§ **MATERIAL PROVIDED**:
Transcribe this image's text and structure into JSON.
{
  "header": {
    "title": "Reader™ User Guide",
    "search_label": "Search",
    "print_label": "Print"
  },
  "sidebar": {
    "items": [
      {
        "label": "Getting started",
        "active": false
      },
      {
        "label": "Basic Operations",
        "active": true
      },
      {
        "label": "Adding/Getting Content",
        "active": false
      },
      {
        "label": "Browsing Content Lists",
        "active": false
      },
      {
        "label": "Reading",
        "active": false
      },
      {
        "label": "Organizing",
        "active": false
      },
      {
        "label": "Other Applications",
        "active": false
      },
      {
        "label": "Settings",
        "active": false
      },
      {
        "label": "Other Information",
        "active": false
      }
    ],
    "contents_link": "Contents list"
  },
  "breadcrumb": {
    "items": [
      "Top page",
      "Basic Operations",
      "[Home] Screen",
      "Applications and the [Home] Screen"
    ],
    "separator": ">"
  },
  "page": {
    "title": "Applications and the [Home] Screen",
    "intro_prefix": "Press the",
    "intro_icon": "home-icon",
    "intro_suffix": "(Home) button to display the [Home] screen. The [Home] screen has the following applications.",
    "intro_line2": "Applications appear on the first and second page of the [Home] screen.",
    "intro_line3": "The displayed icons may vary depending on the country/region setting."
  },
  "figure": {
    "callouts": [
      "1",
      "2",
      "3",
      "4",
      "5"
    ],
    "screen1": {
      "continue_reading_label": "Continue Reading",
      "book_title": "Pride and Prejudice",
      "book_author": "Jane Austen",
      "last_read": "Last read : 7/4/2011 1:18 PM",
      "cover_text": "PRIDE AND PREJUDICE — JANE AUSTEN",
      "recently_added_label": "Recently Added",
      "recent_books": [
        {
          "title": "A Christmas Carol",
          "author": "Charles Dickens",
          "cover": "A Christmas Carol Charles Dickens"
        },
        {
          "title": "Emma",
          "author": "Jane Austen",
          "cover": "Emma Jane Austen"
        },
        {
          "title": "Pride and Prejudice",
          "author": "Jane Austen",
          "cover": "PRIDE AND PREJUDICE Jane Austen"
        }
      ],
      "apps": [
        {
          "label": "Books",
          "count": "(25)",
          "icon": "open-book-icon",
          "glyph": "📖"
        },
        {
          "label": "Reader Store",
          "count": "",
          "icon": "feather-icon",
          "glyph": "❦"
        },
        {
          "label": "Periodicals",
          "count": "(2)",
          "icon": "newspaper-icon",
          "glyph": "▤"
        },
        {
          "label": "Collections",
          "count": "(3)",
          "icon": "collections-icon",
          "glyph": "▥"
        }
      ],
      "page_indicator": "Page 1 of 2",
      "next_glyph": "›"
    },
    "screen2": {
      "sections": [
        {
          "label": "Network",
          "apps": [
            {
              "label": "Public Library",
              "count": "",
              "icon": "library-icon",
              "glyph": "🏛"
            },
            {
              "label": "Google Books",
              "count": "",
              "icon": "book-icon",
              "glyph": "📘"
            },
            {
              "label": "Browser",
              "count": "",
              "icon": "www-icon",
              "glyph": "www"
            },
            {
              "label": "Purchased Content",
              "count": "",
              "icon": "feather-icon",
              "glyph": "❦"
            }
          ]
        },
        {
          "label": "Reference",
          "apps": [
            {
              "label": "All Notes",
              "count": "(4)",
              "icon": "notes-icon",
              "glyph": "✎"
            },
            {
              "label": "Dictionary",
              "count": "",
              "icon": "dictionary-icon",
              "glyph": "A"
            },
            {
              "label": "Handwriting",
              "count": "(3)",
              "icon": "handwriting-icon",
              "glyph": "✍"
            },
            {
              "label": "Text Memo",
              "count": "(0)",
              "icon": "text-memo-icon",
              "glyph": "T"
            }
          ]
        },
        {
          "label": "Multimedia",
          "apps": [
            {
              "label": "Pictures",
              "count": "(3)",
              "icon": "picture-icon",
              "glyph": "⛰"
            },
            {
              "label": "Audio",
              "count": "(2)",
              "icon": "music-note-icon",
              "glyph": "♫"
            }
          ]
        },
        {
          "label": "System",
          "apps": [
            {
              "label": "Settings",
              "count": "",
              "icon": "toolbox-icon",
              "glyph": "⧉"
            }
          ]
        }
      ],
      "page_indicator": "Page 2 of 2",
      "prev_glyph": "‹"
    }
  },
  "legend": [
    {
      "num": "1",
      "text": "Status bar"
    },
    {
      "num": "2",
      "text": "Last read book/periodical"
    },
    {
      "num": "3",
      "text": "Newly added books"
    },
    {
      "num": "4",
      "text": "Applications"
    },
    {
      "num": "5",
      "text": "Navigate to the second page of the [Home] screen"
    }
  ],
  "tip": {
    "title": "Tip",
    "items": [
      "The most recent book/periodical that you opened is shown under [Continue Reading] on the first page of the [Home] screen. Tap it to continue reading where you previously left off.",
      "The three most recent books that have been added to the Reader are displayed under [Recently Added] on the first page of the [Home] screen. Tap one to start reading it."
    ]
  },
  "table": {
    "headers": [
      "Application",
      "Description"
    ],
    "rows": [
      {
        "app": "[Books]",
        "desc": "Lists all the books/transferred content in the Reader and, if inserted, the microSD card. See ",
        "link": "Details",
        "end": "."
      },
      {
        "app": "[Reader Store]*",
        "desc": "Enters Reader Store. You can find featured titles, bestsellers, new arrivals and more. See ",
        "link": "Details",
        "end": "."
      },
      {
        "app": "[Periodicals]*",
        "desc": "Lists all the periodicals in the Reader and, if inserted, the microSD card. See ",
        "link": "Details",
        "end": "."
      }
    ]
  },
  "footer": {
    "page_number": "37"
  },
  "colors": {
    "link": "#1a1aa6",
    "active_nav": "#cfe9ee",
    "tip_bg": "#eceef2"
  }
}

§ **WHAT THIS TASK INVOLVES**: Identify the lines that contain the string "Other", and copy every one of them.

§ **THE SOLUTION**:
        "label": "Other Applications",
        "label": "Other Information",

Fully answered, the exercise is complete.